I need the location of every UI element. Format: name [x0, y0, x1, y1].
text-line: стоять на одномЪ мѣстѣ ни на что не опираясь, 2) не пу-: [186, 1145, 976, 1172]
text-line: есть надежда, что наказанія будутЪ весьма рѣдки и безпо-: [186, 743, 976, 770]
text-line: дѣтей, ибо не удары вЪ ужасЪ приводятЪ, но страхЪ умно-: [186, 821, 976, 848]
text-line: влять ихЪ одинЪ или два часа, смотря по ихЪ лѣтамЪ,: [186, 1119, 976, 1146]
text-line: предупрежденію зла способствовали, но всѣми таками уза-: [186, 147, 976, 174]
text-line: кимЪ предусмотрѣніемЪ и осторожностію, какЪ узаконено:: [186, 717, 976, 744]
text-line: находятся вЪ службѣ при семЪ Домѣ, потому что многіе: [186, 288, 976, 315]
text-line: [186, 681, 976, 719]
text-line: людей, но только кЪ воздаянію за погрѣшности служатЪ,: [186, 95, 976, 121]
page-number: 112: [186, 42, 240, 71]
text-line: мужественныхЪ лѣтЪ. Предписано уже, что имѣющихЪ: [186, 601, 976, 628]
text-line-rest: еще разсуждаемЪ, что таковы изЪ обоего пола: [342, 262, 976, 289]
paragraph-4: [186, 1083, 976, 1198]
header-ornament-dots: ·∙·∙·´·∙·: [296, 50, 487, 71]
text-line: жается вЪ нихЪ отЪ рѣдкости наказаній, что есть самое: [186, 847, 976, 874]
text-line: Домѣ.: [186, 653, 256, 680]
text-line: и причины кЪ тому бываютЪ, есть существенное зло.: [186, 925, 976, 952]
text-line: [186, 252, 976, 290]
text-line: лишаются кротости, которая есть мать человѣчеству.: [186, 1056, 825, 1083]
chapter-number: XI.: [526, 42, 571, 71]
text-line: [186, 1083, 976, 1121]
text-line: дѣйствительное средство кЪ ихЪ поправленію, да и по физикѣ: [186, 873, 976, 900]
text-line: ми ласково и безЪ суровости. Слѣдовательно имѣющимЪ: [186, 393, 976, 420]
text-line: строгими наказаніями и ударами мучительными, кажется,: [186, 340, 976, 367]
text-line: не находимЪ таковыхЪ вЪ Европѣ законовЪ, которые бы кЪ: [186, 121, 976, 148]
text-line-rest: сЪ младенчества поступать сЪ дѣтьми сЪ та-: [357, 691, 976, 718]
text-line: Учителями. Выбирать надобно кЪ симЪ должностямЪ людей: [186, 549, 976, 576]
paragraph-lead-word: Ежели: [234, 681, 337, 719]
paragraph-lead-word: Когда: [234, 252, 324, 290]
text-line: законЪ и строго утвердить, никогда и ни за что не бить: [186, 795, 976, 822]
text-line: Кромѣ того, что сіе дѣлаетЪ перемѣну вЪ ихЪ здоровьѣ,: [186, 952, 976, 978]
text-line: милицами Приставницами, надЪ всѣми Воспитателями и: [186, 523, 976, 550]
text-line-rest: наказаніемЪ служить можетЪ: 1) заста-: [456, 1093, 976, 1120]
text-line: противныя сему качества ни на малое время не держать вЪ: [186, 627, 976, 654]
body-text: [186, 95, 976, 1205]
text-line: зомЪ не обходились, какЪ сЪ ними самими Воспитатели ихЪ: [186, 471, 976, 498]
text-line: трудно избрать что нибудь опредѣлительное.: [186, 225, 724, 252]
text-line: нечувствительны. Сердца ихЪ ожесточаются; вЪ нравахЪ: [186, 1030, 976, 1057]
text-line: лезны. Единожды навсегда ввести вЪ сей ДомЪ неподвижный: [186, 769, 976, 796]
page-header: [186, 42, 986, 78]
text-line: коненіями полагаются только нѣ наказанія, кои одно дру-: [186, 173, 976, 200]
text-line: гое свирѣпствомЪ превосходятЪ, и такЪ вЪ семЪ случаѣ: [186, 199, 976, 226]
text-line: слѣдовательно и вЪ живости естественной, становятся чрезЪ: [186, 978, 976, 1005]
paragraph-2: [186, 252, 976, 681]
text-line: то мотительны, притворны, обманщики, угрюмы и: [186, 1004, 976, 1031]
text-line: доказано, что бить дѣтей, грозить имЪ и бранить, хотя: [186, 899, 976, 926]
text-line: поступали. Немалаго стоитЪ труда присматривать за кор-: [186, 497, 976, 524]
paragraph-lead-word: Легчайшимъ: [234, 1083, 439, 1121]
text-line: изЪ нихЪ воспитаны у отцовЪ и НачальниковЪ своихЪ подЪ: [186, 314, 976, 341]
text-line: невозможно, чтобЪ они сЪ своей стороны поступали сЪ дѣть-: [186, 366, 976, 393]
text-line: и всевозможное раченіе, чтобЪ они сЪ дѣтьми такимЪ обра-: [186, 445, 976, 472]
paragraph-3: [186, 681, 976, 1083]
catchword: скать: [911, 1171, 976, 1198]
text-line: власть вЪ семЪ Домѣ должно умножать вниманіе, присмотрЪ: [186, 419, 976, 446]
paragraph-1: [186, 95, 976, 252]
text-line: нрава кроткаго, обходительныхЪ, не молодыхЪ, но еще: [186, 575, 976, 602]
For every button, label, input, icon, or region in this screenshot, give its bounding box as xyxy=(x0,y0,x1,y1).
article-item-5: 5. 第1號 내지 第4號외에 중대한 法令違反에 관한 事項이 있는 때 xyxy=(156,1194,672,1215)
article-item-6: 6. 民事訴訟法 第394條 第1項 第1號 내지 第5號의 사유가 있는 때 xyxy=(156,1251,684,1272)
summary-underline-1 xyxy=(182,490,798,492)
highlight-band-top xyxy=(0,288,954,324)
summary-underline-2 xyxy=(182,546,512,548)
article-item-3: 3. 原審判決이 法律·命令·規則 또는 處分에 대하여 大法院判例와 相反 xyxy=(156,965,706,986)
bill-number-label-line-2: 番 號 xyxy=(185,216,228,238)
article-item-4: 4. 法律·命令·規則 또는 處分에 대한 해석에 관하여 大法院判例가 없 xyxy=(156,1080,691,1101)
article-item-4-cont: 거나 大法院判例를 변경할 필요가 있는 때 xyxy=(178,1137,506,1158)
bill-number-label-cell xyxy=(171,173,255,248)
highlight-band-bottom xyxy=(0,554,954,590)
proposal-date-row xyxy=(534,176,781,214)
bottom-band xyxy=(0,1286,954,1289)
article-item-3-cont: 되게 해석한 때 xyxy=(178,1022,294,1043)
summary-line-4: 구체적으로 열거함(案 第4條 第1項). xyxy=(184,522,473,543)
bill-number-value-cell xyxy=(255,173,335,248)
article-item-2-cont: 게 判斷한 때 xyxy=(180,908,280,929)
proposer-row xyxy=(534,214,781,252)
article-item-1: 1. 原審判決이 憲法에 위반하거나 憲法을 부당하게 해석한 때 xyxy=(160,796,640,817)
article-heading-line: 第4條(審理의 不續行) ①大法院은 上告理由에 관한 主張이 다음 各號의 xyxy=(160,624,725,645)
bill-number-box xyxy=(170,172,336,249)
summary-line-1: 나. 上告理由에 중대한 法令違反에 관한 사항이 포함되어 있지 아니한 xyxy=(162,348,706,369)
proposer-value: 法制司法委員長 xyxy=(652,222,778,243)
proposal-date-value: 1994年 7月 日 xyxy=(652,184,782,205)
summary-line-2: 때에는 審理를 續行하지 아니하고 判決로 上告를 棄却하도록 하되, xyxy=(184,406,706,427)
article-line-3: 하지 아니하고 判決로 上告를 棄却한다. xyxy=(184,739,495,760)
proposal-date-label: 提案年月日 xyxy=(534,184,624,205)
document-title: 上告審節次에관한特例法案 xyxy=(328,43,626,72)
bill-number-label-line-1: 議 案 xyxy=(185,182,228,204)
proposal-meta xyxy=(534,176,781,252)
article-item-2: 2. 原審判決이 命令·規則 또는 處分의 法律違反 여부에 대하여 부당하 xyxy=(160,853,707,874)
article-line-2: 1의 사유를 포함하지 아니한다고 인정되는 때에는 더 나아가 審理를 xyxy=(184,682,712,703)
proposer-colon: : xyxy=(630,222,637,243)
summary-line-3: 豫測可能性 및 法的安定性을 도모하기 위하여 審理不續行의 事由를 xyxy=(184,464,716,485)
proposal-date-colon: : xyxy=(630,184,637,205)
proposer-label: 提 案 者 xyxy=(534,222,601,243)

**What needs to be done**.
How many lines in the data above contain the string "cell"? Reply with the number only.

**Task response**.
2